== Excerto do texto

A “PEREGRINAÇÃO”
A
“fé”, ainda que o fingimento
por conveniência possa fazer parte de uma das características que eventualmente
contribuam para o seu suporte, pode de facto mudar as opiniões de muitos mais
mal formados ou deficientemente informados, e conseguir deste modo, fazer
rodopiar o mundo em sentido contrário ao dos ponteiros do relógio, com
consequências, quiçá desastrosas. É evidente que só a demonstração de uma
fidúcia onde a própria confiança é dúbia, não chega para inverter o rumo das
circunstâncias, quando estas também carecem de fiabilidade, havendo no entanto
quem acredite nessa possibilidade, sabendo de antemão quão longínquo está a
consumação do seu desejo.
A
“caminhada” não é feita por atalhos árduos, ao vento, à chuva, ao frio ou pela canícula;
não ao é sabor das condições climáticas, mas em luxuosos autocarros que
beneficiam da melhor tecnologia para conforto dos devotos ” peregrinos”;
possuem até, um pequeno espaço para uma mija rapidinha, cuja insistência
fisiológica, se não for atendida em devido tempo, pode encharcar as calças e
com alguma sorte, ensopar as meias e os sapatos de ácido úrico.

====

- _Tarefa escrita a_
Apresente numa lista numerada as linhas dos registos, desde o início até à linha que contém "streamline [184, 418, 360, 450]", ambas incluídas, omitindo as linhas em branco.
O texto sobre a peregrinação e os registos provêm de fontes distintas.

== Registos fornecidos

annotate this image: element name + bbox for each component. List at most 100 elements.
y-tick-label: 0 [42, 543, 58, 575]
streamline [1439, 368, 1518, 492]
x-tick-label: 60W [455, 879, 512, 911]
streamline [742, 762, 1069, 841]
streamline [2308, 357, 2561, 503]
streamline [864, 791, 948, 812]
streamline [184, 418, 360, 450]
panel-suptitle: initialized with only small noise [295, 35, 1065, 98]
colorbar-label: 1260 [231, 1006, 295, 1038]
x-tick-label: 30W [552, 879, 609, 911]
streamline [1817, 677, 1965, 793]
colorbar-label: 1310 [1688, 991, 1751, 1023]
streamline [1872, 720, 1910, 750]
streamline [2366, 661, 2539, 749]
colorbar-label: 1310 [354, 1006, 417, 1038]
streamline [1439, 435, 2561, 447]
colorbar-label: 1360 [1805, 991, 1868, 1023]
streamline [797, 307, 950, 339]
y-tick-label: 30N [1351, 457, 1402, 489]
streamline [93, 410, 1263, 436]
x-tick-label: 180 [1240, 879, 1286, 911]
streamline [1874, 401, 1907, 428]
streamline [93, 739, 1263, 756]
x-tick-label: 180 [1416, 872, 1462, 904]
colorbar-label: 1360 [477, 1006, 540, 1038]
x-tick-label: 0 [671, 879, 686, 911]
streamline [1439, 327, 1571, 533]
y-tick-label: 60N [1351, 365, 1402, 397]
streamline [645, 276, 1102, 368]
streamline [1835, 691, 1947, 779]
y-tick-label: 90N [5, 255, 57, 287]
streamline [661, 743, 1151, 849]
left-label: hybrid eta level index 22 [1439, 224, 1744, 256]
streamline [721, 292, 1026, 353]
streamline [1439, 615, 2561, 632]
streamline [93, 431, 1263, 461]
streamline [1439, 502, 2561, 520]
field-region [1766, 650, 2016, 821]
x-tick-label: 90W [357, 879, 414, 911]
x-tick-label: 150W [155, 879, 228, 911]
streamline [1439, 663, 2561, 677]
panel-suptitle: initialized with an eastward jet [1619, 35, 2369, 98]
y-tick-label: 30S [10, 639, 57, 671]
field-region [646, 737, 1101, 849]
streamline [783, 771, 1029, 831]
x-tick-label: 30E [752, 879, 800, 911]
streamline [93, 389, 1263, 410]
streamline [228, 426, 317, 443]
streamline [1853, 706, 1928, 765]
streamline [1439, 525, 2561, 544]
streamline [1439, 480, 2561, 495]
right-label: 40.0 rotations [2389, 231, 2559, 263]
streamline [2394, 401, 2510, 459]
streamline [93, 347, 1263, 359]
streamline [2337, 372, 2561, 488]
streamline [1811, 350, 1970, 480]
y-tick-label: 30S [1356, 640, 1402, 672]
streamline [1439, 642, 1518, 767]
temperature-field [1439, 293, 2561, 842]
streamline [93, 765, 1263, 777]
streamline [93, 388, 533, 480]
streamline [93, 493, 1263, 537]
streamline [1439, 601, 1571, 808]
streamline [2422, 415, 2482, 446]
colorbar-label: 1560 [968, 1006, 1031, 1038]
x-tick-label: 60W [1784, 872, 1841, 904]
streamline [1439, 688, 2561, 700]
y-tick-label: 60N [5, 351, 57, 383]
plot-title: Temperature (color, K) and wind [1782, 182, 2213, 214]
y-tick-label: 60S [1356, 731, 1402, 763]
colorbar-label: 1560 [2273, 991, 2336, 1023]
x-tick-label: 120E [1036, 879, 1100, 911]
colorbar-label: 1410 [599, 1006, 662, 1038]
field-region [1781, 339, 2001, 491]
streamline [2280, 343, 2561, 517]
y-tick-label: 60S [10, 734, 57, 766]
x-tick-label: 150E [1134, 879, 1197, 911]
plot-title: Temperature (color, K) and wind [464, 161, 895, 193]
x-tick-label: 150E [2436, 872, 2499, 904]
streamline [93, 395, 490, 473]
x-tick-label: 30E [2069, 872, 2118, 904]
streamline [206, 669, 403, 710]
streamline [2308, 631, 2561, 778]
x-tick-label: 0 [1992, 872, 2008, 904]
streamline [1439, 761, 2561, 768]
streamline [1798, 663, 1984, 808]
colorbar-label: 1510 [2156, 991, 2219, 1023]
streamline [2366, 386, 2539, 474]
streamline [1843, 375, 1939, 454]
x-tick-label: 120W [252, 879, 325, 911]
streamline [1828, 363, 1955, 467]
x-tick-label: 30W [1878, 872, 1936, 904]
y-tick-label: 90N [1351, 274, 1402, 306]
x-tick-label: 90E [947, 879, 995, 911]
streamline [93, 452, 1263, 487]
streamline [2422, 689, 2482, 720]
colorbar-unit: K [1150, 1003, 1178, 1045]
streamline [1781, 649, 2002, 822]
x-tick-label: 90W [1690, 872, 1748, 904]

====

- _Tarefa escrita b_
Reescreva de forma mais breve o parágrafo do texto sobre a peregrinação que começa por "A “caminhada” não é feita", mantendo os factos principais.

- _Resposta completa a_
1. annotate this image: element name + bbox for each component. List at most 100 elements.
2. y-tick-label: 0 [42, 543, 58, 575]
3. streamline [1439, 368, 1518, 492]
4. x-tick-label: 60W [455, 879, 512, 911]
5. streamline [742, 762, 1069, 841]
6. streamline [2308, 357, 2561, 503]
7. streamline [864, 791, 948, 812]
8. streamline [184, 418, 360, 450]

- _Resposta completa b_
A "caminhada" não se faz por atalhos árduos nem sujeita ao vento, à chuva, ao frio ou ao calor. Faz-se em autocarros de luxo, dotados da melhor tecnologia para conforto dos "peregrinos". Esses autocarros têm até um pequeno espaço para urinar, pois a necessidade, se não for atendida a tempo, pode encharcar as calças, as meias e os sapatos.